• **Given request**: Pictures do not belong in your copy. Repeat all the other data exactly.

• **Extracted records**:
###

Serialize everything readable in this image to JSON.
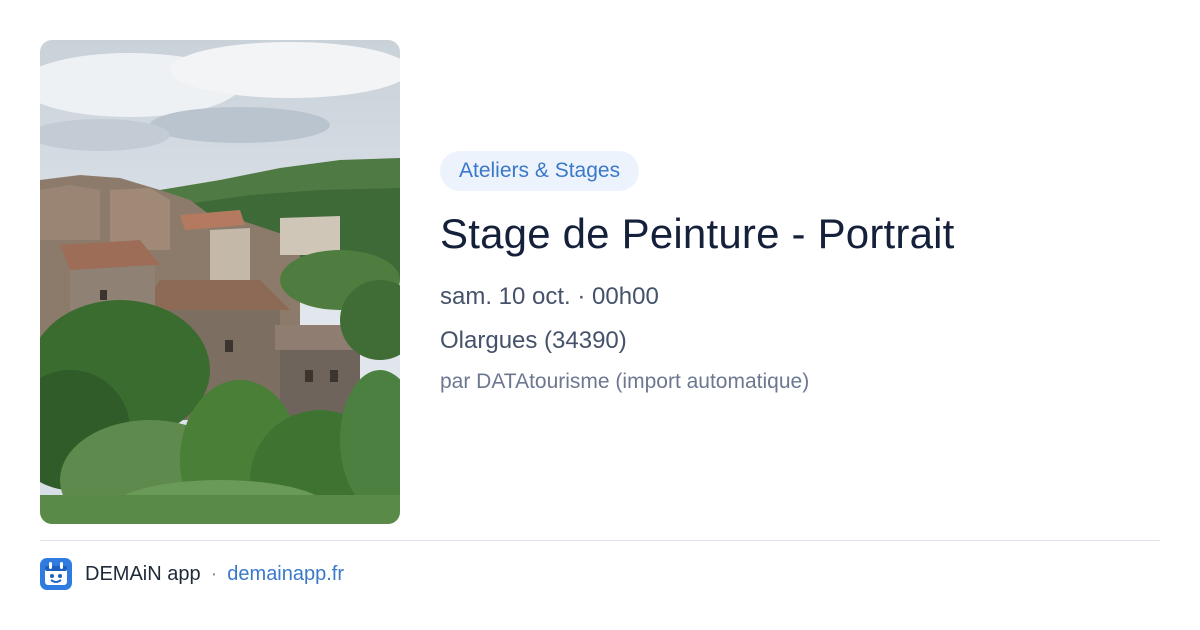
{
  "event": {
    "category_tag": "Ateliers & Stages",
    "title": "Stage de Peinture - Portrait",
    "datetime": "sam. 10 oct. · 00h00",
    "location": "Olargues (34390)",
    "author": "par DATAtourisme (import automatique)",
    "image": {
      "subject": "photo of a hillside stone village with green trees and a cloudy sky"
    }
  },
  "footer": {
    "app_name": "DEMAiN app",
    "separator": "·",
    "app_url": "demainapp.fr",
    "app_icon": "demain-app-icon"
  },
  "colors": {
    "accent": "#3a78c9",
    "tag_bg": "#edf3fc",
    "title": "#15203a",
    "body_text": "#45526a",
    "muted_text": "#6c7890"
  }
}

###

• **Final result**:
Serialize everything readable in this image to JSON.
{
  "event": {
    "category_tag": "Ateliers & Stages",
    "title": "Stage de Peinture - Portrait",
    "datetime": "sam. 10 oct. · 00h00",
    "location": "Olargues (34390)",
    "author": "par DATAtourisme (import automatique)",
    "image": {
      "subject": "photo of a hillside stone village with green trees and a cloudy sky"
    }
  },
  "footer": {
    "app_name": "DEMAiN app",
    "separator": "·",
    "app_url": "demainapp.fr",
    "app_icon": "demain-app-icon"
  },
  "colors": {
    "accent": "#3a78c9",
    "tag_bg": "#edf3fc",
    "title": "#15203a",
    "body_text": "#45526a",
    "muted_text": "#6c7890"
  }
}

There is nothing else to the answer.